Work to complete
Leave out the pictures and repeat everything else in the records exactly.

Structured figure records
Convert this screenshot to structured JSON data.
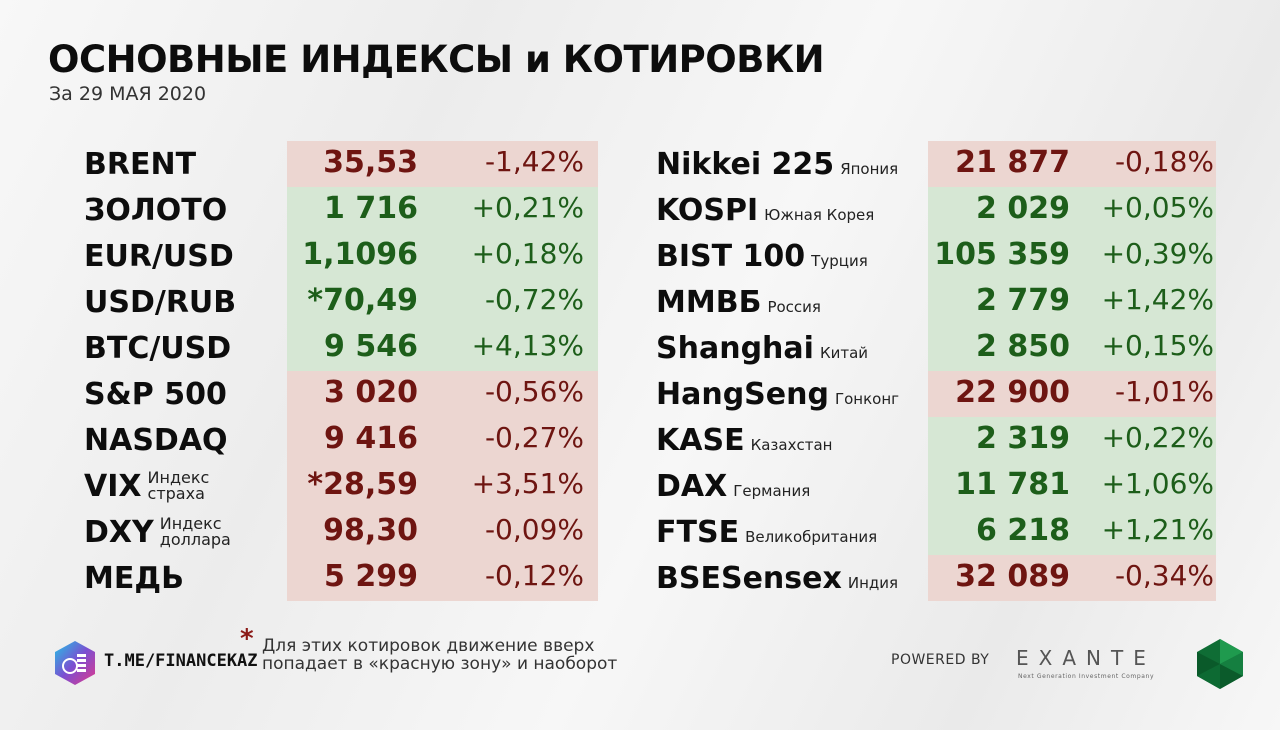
{
  "header": {
    "title": "ОСНОВНЫЕ ИНДЕКСЫ и КОТИРОВКИ",
    "subtitle": "За 29 МАЯ 2020"
  },
  "left_table": [
    {
      "name": "BRENT",
      "note": "",
      "value": "35,53",
      "change": "-1,42%",
      "zone": "red"
    },
    {
      "name": "ЗОЛОТО",
      "note": "",
      "value": "1 716",
      "change": "+0,21%",
      "zone": "green"
    },
    {
      "name": "EUR/USD",
      "note": "",
      "value": "1,1096",
      "change": "+0,18%",
      "zone": "green"
    },
    {
      "name": "USD/RUB",
      "note": "",
      "value": "*70,49",
      "change": "-0,72%",
      "zone": "green"
    },
    {
      "name": "BTC/USD",
      "note": "",
      "value": "9 546",
      "change": "+4,13%",
      "zone": "green"
    },
    {
      "name": "S&P 500",
      "note": "",
      "value": "3 020",
      "change": "-0,56%",
      "zone": "red"
    },
    {
      "name": "NASDAQ",
      "note": "",
      "value": "9 416",
      "change": "-0,27%",
      "zone": "red"
    },
    {
      "name": "VIX",
      "note_line1": "Индекс",
      "note_line2": "страха",
      "value": "*28,59",
      "change": "+3,51%",
      "zone": "red"
    },
    {
      "name": "DXY",
      "note_line1": "Индекс",
      "note_line2": "доллара",
      "value": "98,30",
      "change": "-0,09%",
      "zone": "red"
    },
    {
      "name": "МЕДЬ",
      "note": "",
      "value": "5 299",
      "change": "-0,12%",
      "zone": "red"
    }
  ],
  "right_table": [
    {
      "name": "Nikkei 225",
      "note": "Япония",
      "value": "21 877",
      "change": "-0,18%",
      "zone": "red"
    },
    {
      "name": "KOSPI",
      "note": "Южная Корея",
      "value": "2 029",
      "change": "+0,05%",
      "zone": "green"
    },
    {
      "name": "BIST 100",
      "note": "Турция",
      "value": "105 359",
      "change": "+0,39%",
      "zone": "green"
    },
    {
      "name": "ММВБ",
      "note": "Россия",
      "value": "2 779",
      "change": "+1,42%",
      "zone": "green"
    },
    {
      "name": "Shanghai",
      "note": "Китай",
      "value": "2 850",
      "change": "+0,15%",
      "zone": "green"
    },
    {
      "name": "HangSeng",
      "note": "Гонконг",
      "value": "22 900",
      "change": "-1,01%",
      "zone": "red"
    },
    {
      "name": "KASE",
      "note": "Казахстан",
      "value": "2 319",
      "change": "+0,22%",
      "zone": "green"
    },
    {
      "name": "DAX",
      "note": "Германия",
      "value": "11 781",
      "change": "+1,06%",
      "zone": "green"
    },
    {
      "name": "FTSE",
      "note": "Великобритания",
      "value": "6 218",
      "change": "+1,21%",
      "zone": "green"
    },
    {
      "name": "BSESensex",
      "note": "Индия",
      "value": "32 089",
      "change": "-0,34%",
      "zone": "red"
    }
  ],
  "footer": {
    "telegram": "T.ME/FINANCEKAZ",
    "asterisk": "*",
    "footnote": "Для этих котировок движение вверх попадает в «красную зону» и наоборот",
    "powered_by": "POWERED BY",
    "brand": "EXANTE",
    "brand_tagline": "Next Generation Investment Company"
  },
  "colors": {
    "red_zone": "#ecd6d1",
    "green_zone": "#d6e7d4",
    "red_text": "#6e1511",
    "green_text": "#1d5e1a"
  }
}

Solved problem
Convert this screenshot to structured JSON data.
{
  "header": {
    "title": "ОСНОВНЫЕ ИНДЕКСЫ и КОТИРОВКИ",
    "subtitle": "За 29 МАЯ 2020"
  },
  "left_table": [
    {
      "name": "BRENT",
      "note": "",
      "value": "35,53",
      "change": "-1,42%",
      "zone": "red"
    },
    {
      "name": "ЗОЛОТО",
      "note": "",
      "value": "1 716",
      "change": "+0,21%",
      "zone": "green"
    },
    {
      "name": "EUR/USD",
      "note": "",
      "value": "1,1096",
      "change": "+0,18%",
      "zone": "green"
    },
    {
      "name": "USD/RUB",
      "note": "",
      "value": "*70,49",
      "change": "-0,72%",
      "zone": "green"
    },
    {
      "name": "BTC/USD",
      "note": "",
      "value": "9 546",
      "change": "+4,13%",
      "zone": "green"
    },
    {
      "name": "S&P 500",
      "note": "",
      "value": "3 020",
      "change": "-0,56%",
      "zone": "red"
    },
    {
      "name": "NASDAQ",
      "note": "",
      "value": "9 416",
      "change": "-0,27%",
      "zone": "red"
    },
    {
      "name": "VIX",
      "note_line1": "Индекс",
      "note_line2": "страха",
      "value": "*28,59",
      "change": "+3,51%",
      "zone": "red"
    },
    {
      "name": "DXY",
      "note_line1": "Индекс",
      "note_line2": "доллара",
      "value": "98,30",
      "change": "-0,09%",
      "zone": "red"
    },
    {
      "name": "МЕДЬ",
      "note": "",
      "value": "5 299",
      "change": "-0,12%",
      "zone": "red"
    }
  ],
  "right_table": [
    {
      "name": "Nikkei 225",
      "note": "Япония",
      "value": "21 877",
      "change": "-0,18%",
      "zone": "red"
    },
    {
      "name": "KOSPI",
      "note": "Южная Корея",
      "value": "2 029",
      "change": "+0,05%",
      "zone": "green"
    },
    {
      "name": "BIST 100",
      "note": "Турция",
      "value": "105 359",
      "change": "+0,39%",
      "zone": "green"
    },
    {
      "name": "ММВБ",
      "note": "Россия",
      "value": "2 779",
      "change": "+1,42%",
      "zone": "green"
    },
    {
      "name": "Shanghai",
      "note": "Китай",
      "value": "2 850",
      "change": "+0,15%",
      "zone": "green"
    },
    {
      "name": "HangSeng",
      "note": "Гонконг",
      "value": "22 900",
      "change": "-1,01%",
      "zone": "red"
    },
    {
      "name": "KASE",
      "note": "Казахстан",
      "value": "2 319",
      "change": "+0,22%",
      "zone": "green"
    },
    {
      "name": "DAX",
      "note": "Германия",
      "value": "11 781",
      "change": "+1,06%",
      "zone": "green"
    },
    {
      "name": "FTSE",
      "note": "Великобритания",
      "value": "6 218",
      "change": "+1,21%",
      "zone": "green"
    },
    {
      "name": "BSESensex",
      "note": "Индия",
      "value": "32 089",
      "change": "-0,34%",
      "zone": "red"
    }
  ],
  "footer": {
    "telegram": "T.ME/FINANCEKAZ",
    "asterisk": "*",
    "footnote": "Для этих котировок движение вверх попадает в «красную зону» и наоборот",
    "powered_by": "POWERED BY",
    "brand": "EXANTE",
    "brand_tagline": "Next Generation Investment Company"
  },
  "colors": {
    "red_zone": "#ecd6d1",
    "green_zone": "#d6e7d4",
    "red_text": "#6e1511",
    "green_text": "#1d5e1a"
  }
}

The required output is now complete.